## Begin Listing

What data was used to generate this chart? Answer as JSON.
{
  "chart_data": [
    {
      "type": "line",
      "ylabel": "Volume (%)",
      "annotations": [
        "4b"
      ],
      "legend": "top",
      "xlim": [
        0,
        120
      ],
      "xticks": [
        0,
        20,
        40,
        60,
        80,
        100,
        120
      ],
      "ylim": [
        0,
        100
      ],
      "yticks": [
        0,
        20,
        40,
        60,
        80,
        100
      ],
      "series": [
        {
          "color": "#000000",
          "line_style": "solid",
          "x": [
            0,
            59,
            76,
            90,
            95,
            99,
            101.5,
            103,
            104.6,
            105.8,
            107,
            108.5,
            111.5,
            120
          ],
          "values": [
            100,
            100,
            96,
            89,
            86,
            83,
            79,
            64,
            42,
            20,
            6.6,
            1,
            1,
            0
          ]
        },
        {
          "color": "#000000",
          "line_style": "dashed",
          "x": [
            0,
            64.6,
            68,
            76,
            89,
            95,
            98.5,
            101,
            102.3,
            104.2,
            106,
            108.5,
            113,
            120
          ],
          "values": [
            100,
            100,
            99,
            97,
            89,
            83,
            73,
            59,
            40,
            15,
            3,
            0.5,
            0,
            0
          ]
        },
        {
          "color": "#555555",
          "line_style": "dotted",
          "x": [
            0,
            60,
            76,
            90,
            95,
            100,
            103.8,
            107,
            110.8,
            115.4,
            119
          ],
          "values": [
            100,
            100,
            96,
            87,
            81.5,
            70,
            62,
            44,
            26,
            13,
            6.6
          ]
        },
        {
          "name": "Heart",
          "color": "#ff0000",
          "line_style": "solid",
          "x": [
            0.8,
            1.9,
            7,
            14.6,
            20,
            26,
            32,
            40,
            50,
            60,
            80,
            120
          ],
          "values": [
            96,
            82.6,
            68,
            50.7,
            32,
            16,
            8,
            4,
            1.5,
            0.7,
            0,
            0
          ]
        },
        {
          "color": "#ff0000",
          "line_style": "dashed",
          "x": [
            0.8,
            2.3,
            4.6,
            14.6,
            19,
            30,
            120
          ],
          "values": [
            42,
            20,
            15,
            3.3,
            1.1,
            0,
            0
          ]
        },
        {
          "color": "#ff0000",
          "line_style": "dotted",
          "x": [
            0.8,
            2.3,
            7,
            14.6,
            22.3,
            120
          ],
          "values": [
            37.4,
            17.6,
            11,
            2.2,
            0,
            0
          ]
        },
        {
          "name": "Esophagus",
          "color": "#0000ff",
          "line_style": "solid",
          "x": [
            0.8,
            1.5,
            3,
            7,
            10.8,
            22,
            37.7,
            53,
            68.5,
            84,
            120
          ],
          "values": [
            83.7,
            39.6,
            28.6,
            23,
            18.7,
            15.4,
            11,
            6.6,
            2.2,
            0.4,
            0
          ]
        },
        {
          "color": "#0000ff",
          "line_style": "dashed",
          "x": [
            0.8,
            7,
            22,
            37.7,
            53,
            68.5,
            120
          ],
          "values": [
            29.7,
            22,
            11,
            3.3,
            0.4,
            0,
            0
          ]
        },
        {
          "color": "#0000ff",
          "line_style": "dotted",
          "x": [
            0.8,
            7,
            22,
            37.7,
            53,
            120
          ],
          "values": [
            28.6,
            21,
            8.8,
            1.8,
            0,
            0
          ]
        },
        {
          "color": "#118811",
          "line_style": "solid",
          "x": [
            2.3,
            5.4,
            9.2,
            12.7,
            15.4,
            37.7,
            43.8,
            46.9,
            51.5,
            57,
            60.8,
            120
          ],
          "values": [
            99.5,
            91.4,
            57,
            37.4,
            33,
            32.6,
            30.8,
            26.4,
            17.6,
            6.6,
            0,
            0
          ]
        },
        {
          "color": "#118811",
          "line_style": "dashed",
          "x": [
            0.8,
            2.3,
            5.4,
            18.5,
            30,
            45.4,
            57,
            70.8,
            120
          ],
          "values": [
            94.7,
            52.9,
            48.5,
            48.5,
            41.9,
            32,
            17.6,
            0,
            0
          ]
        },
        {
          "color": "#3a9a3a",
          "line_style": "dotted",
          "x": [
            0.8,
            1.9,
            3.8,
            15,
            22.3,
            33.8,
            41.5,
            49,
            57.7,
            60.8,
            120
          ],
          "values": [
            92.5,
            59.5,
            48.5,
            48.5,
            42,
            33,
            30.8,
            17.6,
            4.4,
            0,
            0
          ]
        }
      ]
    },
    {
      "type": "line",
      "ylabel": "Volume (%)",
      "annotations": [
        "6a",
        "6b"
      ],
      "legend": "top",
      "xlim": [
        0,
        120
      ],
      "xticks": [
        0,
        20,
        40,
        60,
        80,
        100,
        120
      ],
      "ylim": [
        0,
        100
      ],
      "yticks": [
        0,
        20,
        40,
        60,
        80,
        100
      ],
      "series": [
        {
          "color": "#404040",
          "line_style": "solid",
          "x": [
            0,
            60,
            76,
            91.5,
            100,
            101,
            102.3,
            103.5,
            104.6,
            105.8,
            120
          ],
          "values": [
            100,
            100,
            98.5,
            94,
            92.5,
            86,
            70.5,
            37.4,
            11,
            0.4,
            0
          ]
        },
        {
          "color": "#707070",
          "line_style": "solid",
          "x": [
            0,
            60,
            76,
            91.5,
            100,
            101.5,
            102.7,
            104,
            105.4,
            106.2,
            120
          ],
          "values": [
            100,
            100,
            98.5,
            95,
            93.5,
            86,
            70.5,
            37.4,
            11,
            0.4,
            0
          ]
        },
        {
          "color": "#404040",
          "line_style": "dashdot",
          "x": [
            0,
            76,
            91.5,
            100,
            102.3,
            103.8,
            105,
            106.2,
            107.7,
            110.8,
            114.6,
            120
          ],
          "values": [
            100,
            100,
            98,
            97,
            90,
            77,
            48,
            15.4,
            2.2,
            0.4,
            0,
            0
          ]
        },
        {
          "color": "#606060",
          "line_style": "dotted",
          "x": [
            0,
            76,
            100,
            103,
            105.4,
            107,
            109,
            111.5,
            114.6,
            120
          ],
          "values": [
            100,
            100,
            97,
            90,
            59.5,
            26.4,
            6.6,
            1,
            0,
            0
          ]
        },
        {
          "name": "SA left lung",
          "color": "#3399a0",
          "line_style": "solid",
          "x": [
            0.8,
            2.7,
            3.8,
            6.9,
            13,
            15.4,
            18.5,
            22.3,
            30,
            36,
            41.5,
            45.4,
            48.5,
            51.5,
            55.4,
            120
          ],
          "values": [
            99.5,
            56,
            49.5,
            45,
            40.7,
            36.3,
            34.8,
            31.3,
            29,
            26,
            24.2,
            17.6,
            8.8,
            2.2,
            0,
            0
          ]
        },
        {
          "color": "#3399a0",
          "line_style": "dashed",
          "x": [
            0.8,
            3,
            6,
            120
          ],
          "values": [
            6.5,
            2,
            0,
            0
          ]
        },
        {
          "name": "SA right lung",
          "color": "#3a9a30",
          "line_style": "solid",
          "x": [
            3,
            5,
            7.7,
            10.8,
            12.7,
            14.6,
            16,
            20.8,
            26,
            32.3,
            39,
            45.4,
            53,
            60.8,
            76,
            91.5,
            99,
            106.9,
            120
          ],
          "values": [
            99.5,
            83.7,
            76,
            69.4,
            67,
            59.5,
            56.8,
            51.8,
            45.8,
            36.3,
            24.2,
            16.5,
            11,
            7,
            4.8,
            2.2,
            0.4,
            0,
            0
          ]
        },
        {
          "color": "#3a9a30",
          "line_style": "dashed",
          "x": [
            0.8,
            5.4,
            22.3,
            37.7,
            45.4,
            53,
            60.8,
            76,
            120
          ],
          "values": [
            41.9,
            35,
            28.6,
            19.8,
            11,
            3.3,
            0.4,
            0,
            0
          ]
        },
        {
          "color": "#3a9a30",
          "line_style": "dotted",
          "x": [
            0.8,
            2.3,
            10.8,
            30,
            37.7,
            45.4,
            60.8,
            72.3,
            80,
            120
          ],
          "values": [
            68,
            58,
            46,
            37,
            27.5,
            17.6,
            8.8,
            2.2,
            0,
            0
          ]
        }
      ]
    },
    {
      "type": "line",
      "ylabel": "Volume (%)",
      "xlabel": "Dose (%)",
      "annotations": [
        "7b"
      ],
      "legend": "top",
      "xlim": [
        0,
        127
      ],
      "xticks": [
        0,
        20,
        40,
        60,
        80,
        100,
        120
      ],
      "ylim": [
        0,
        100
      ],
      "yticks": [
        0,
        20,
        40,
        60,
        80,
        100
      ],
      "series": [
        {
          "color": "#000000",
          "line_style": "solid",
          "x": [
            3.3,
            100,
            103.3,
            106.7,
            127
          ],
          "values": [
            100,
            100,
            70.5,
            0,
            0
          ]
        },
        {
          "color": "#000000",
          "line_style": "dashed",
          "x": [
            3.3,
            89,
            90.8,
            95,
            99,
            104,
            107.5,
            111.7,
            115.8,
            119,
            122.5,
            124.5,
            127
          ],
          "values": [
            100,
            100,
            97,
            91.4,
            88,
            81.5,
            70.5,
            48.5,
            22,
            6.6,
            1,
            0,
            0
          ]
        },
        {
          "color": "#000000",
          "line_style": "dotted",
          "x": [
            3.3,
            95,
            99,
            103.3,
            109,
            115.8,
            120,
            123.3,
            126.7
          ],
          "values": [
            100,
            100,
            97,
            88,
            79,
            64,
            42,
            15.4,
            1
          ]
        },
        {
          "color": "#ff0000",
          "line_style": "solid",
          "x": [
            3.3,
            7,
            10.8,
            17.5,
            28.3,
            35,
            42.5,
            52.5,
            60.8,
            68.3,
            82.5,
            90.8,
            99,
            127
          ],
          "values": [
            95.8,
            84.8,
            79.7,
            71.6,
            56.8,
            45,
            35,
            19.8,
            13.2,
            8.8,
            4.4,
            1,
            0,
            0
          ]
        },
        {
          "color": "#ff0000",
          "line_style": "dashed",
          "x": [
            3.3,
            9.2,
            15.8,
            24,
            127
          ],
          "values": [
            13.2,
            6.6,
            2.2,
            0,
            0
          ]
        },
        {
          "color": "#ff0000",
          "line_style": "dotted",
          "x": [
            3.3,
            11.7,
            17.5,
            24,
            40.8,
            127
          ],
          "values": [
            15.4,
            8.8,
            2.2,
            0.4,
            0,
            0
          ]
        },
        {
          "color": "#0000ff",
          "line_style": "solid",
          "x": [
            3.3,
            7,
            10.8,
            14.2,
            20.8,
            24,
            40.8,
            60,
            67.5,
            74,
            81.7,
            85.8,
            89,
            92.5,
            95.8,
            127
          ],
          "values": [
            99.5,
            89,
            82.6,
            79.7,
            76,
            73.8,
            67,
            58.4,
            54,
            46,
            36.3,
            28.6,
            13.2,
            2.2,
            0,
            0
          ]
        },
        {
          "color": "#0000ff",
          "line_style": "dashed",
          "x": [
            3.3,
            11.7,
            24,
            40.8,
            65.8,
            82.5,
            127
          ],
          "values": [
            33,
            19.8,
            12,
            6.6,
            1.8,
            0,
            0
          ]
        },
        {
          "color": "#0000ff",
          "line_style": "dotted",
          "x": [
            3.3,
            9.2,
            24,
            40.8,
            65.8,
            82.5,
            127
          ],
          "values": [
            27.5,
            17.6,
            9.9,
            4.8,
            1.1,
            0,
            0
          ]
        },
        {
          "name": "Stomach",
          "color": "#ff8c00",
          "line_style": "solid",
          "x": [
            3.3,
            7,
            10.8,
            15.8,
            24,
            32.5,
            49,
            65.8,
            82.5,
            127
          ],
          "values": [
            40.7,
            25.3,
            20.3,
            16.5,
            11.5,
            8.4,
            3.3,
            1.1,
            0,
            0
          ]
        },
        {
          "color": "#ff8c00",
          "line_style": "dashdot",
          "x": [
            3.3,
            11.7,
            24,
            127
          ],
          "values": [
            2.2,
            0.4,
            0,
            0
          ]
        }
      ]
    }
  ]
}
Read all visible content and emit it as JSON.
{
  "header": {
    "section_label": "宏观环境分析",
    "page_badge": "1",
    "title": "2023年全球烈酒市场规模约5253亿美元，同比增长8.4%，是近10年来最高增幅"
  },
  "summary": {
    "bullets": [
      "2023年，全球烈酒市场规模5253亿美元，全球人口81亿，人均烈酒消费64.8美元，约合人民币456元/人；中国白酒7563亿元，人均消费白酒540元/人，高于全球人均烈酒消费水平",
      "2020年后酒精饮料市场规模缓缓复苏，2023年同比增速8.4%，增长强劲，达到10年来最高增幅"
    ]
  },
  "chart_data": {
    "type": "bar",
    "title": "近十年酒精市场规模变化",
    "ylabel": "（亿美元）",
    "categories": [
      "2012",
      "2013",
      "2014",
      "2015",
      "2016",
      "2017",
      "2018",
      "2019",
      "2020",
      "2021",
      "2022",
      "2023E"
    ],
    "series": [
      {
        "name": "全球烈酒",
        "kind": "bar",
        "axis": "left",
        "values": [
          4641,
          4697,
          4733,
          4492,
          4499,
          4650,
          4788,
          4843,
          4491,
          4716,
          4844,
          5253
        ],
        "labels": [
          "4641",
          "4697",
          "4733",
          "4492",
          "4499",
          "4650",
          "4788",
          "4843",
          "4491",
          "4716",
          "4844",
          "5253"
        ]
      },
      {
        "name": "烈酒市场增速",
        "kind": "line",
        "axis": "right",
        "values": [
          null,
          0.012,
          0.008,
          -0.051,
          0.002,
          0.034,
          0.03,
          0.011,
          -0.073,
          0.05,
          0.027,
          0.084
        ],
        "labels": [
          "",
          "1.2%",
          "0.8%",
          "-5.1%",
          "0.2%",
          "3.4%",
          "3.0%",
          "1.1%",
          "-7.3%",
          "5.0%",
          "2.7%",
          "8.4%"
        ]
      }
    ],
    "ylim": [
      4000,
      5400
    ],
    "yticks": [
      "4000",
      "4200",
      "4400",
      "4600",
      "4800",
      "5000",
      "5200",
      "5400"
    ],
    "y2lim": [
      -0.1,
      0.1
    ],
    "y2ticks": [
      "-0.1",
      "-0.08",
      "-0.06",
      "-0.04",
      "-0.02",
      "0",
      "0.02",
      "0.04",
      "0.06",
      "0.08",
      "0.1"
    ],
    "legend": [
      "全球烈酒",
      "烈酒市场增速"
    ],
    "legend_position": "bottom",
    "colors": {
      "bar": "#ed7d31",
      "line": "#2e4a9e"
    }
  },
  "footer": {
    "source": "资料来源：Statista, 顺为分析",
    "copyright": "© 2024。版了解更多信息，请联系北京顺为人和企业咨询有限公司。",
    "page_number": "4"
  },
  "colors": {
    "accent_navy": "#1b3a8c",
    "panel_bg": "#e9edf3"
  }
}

## End Listing

Copy, from the material above, each line in which the string "JSON" occurs.

**Full answer**
What data was used to generate this chart? Answer as JSON.
Read all visible content and emit it as JSON.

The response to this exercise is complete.